- Source text
We generate humongous amounts of data these days, and therefore need specific techniques to store and handle it. Apache Druid is a powerful and modern analytics database that is really fast and allows users to conduct real-time data analyses. Designed specifically for processing real-time event-driven data, it is a strong platform that combines the capability of time-series databases, column-oriented analytics databases and search systems.

In today’s world, data is the lifeblood of any software product. Every time we engage with a digital system, we generate data. The amount of data available has grown to the point where specialist tools are required to make sense of it. Real-time analytics allows for the extraction of insights from large amounts of data. To undertake this type of analysis, we need custom-built tools that can store and process data in real time, allowing us to make real-time inferences.

Apache Druid is not simply a traditional data warehouse but is tailor-made to handle real-time analytics of event-driven data. Druid is used to power the graphical user interface (GUI) of analytics applications.

Figure 1: Apache Druid

It serves as the backend for providing the data manipulation for powering highly concurrent queries. Druid can be thought of as a combination of three major things (Figure 1):

  • Time series databases
  • Column oriented databases
  • Search systems

Druid has applications across various domains. Almost all domains generate massive scales of data and Druid can be effectively deployed to analyse these. Some of the applications of Druid are (Figure 2):

Figure 2: Application domains for Druid
  • Click stream, view stream and activity stream analytics can be carried out with Druid. User activity and behavioural analytics can be performed too
  • Performance monitoring of networks with the help of network telemetry analytics
  • Server metrics storage
  • Supply chain analytics
  • Analytics of digital marketing and advertising. Druid can be effectively implemented to query online advertising data. This can be used to infer the performance of advertising campaigns, conversion rates, etc
  • IoT and device metrics
  • Druid can be effectively used for business intelligence. With the ability to support high concurrency it becomes an ideal tool for interactive visual analytics.
Figure 3: Key features of Druid

The above is merely a sample list. Druid can be used in any scenario with identical criteria.

Key features of Druid
The inherent design of Druid makes it suitable for many scenarios where highly reliable, concurrent processing of massive real-time data is required. A few key features of Druid are listed below.

  • Column based storage: Druid loads only those columns that are needed in the current scenario. The columns are also optimised for storage as per their data types. This enables quick scans and aggregation operations.
  • Scalable distributed system: An important feature of Druid is its ability to be deployed in a distributed manner across tens or hundreds of servers.
  • Massive parallel processing: Druid can process a given query in parallel mode across the entire cluster. This helps it to reduce the latency as much as possible.

- Data excerpts
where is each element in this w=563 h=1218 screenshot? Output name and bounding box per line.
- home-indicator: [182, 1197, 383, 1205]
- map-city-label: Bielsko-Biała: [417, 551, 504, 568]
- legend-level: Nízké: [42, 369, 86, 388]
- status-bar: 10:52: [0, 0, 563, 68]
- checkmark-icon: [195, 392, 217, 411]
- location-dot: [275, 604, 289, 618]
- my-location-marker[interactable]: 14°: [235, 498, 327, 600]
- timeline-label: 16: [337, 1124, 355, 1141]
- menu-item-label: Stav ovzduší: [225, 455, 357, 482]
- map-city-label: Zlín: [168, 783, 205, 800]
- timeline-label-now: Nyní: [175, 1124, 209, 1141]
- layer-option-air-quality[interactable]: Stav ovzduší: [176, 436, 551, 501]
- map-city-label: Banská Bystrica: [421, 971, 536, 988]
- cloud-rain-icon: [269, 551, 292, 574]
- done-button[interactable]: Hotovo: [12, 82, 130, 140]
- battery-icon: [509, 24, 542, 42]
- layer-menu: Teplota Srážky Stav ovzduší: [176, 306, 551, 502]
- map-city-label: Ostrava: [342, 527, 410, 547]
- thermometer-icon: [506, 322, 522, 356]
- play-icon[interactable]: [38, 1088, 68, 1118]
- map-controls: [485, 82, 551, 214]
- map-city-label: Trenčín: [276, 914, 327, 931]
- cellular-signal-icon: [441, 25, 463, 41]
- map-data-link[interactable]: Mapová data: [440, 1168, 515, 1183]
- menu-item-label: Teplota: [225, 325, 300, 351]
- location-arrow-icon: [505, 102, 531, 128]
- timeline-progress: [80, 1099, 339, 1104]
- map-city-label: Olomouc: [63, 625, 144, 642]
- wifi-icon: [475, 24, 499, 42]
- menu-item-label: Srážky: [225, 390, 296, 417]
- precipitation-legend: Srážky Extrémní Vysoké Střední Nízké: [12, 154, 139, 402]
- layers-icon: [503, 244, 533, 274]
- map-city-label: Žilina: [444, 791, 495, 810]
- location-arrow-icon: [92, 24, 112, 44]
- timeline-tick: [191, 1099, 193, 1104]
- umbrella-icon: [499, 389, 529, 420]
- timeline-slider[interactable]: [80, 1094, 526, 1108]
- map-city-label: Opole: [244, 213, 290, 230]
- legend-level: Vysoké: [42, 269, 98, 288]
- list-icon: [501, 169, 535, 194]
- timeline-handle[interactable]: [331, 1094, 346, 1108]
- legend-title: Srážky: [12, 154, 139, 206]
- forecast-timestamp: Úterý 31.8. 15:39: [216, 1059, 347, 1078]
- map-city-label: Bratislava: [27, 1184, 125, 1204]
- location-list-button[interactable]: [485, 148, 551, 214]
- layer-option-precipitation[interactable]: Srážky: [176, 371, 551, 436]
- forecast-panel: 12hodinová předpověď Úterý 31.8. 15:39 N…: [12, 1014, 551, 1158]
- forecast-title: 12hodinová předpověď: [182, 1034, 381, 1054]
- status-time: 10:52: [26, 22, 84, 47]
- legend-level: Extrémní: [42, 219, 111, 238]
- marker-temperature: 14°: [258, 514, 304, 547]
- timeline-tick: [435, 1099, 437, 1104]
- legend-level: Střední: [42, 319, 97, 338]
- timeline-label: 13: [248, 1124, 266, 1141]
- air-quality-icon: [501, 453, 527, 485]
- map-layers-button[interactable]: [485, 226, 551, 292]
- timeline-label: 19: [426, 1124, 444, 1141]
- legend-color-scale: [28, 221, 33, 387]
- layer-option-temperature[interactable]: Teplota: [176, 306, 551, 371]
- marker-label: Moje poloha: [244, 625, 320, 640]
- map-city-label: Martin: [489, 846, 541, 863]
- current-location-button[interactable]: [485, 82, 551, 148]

- Work required
Carry on the Apache Druid article above from its last sentence, keeping to its style.

- Response area
    Support for various types of data ingestion: Druid supports both real-time ingestion (explained later) and batch ingestion of data. In the case of real-time ingestion, the data becomes immediately available for querying.
  • Self-healing, self-balancing and easy to operate: Druid’s inherent design is such that if any of its servers fail then the request can be routed around to provide uninterrupted service 24×7. The official documentation states that Druid is designed to avoid planned downtimes for performing routines such as software updates and configuration enhancement.
  • Cloud native and fault-tolerant: After the ingestion of data, it becomes fault-tolerant and fail-safe by storing a copy in deep storage. (This is usually HDFS, cloud storage or a shared file system.) The data stored in this deep storage can be utilised in case Druid servers fail. The replication of data storage makes the recovery of systems simple and effective.
  • Indexing for quicker retrieval: Druid employs indexing mechanisms such as ‘roaring’. These enable powerful and quick filtering of data across multiple columns.
  • Time based partitioning: Druid has the ability to partition data as per time first, and then based on fields. This enables efficient handling of time series data by accessing those specific partitions that match the temporal range of the current query.
  • Approximate algorithms: Another important attribute of Druid is the inclusion of algorithms to perform approximate distinct count and approximate ranking, as well as to build approximate histograms and quantiles.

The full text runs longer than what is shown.